--- DIRECTIONS ---
Rename "point" to "marker" throughout the records, from the start up to and including the line with "data-label: 63,66: [670, 182, 713, 202]", leaving everything else unchanged. Give only those lines.

--- TASK DATA ---

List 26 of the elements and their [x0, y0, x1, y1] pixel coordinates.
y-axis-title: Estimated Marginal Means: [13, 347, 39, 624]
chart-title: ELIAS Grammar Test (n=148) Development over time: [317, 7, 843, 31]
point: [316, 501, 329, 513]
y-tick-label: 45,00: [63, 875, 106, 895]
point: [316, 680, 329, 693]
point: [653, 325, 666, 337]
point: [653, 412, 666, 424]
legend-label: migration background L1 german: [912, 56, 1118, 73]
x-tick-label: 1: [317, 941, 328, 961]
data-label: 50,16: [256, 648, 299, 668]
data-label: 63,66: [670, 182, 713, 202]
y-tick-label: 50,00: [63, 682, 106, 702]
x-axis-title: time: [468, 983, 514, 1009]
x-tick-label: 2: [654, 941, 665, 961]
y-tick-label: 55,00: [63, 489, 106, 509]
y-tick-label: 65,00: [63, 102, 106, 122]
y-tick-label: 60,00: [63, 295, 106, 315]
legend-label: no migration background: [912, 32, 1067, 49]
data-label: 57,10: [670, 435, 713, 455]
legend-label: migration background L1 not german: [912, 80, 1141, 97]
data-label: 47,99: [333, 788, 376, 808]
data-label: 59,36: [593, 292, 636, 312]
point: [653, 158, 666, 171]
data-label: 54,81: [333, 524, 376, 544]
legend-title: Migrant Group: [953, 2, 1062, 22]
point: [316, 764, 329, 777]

--- PROBLEM SOLUTION ---
List 26 of the elements and their [x0, y0, x1, y1] pixel coordinates.
y-axis-title: Estimated Marginal Means: [13, 347, 39, 624]
chart-title: ELIAS Grammar Test (n=148) Development over time: [317, 7, 843, 31]
marker: [316, 501, 329, 513]
y-tick-label: 45,00: [63, 875, 106, 895]
marker: [316, 680, 329, 693]
marker: [653, 325, 666, 337]
marker: [653, 412, 666, 424]
legend-label: migration background L1 german: [912, 56, 1118, 73]
x-tick-label: 1: [317, 941, 328, 961]
data-label: 50,16: [256, 648, 299, 668]
data-label: 63,66: [670, 182, 713, 202]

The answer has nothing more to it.